* SHORT PROBLEM
List every landmass named in the discussion below about Iceland and Greenland.

* PAGE TEXT
On Tuesday, December 19, 2023 at 6:15:32 PM UTC-5, John Harshman wrote:
> On 12/19/23 2:52 PM, Peter Nyikos wrote:
> > Live Science short video, a bit under 2 minutes
> >
> >
https://www.msn.com/en-us/news/technology/iceland-comes-from-greenland/vi-AA1lE1Fe
> >
> > The gist of it is a hypothesis [1] that Greenland passed over a hotspot
> > between 80 and 40 million years ago, and after it emerged, Iceland was built
> > above the hotspot, where it stands today.
> >
> > [1] not identified as such, but treated as a discovery.
> >
> > Title: Iceland Comes From Greenland?
> >
> > Scientists learn to better understand the movement of Greenland, as it was slowly pushed over the hotspot that is now located under neighboring Iceland.
> > Nothing stands still over geologic time, and even the biggest land masses are constantly being reshaped by Earth.
> > Credit: Goddard Space Flight Center and Dan Gallagher, Jefferson Beck, Ernie Wrigh
> >
> > [end of blurb for the video]
> >
> > A really neat feature is that, while pausing the video, you can
> > move along the track of the video at your own pace,
> > and watch the conjectured path that Greenland took during those forty million years.
> >
> > The hotspot seems to trace a path from the north end of Greenland to almost its south end.
> Well, you mean that Greenland seems to trace a path over the hot spot.
No, in this case, "seems to trace" means "gives the illusion of tracing."
In the video, Greenland seems to rotate a bit in place while everything else is in motion.
Of course, you gave the proper scientific description of the events.
See, John, this is the way mature adults carry on discussions. Ordinary language
is full of ambiguities, and there is no need to dwell on the ones
that are easily clarified like this one was.
> It seems as if the mid-Atlantic ridge also must move a bit west in this
> scenario, so that Greenland's movement is a combination of its spreading
> from the ridge and motion of the ridge.
It isn't clear from anything I've read so far whether Greenland is
spreading from the ridge or merely carried along by the spreading,
the way the whole of North America and Europe are carried along.
Iceland certainly is spreading from it.

* INFORMATION SHOWN
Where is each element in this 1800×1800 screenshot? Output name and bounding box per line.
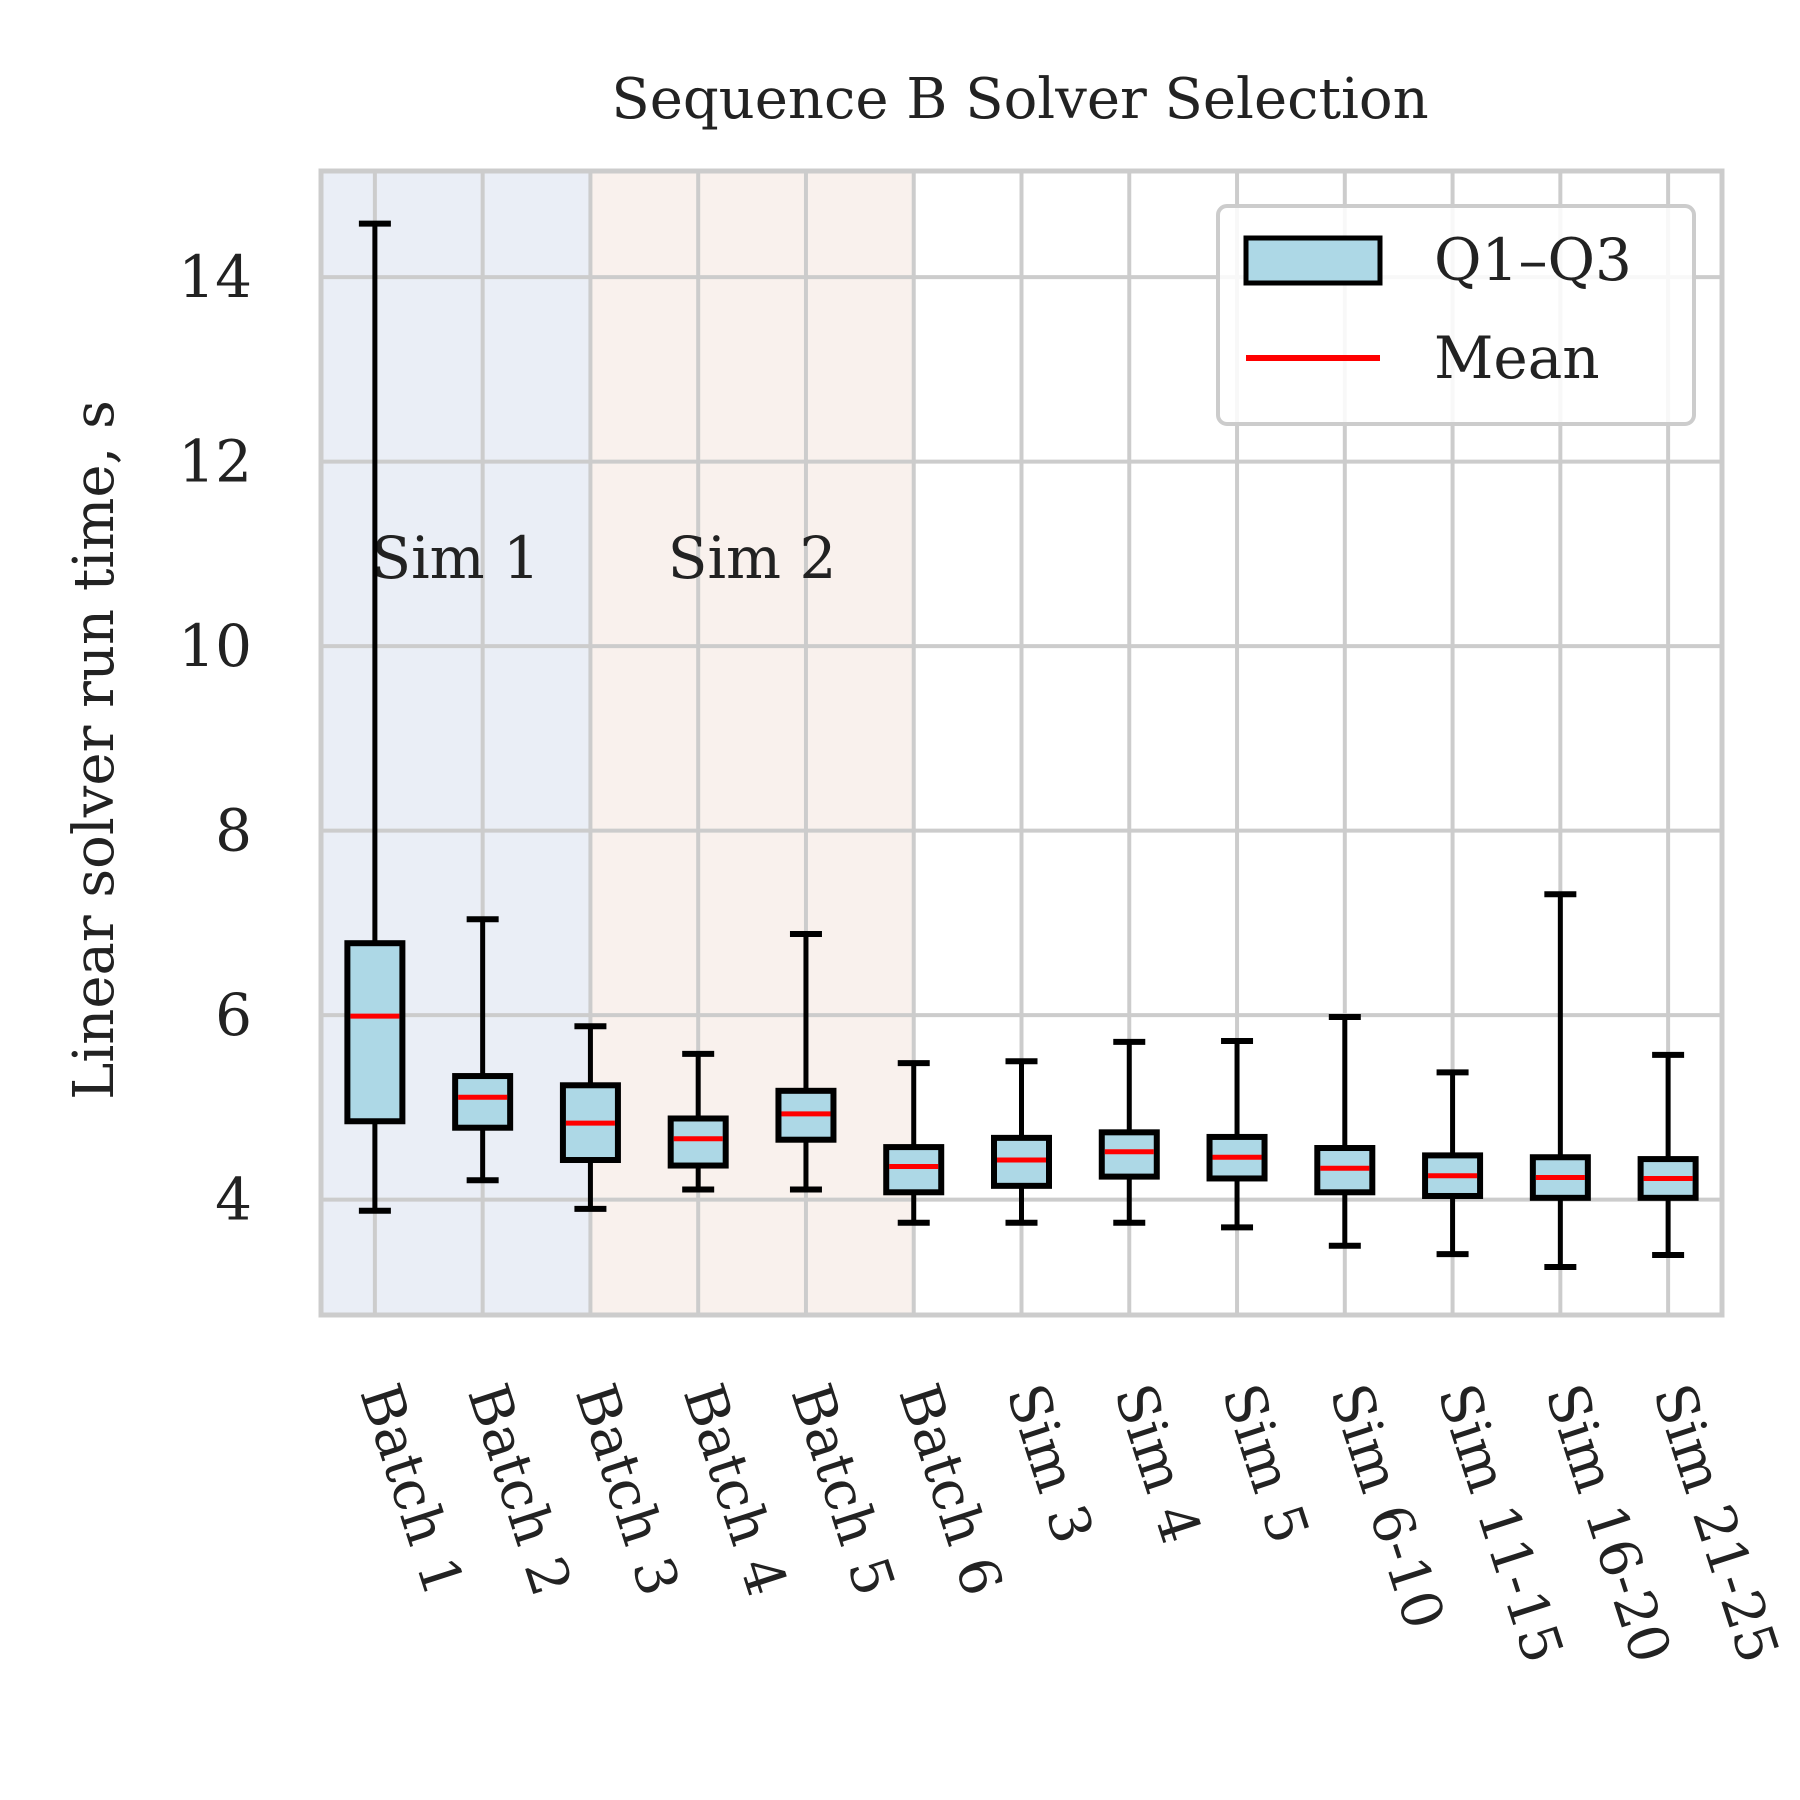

* IN RESPONSE
Greenland, Iceland, North America, Europe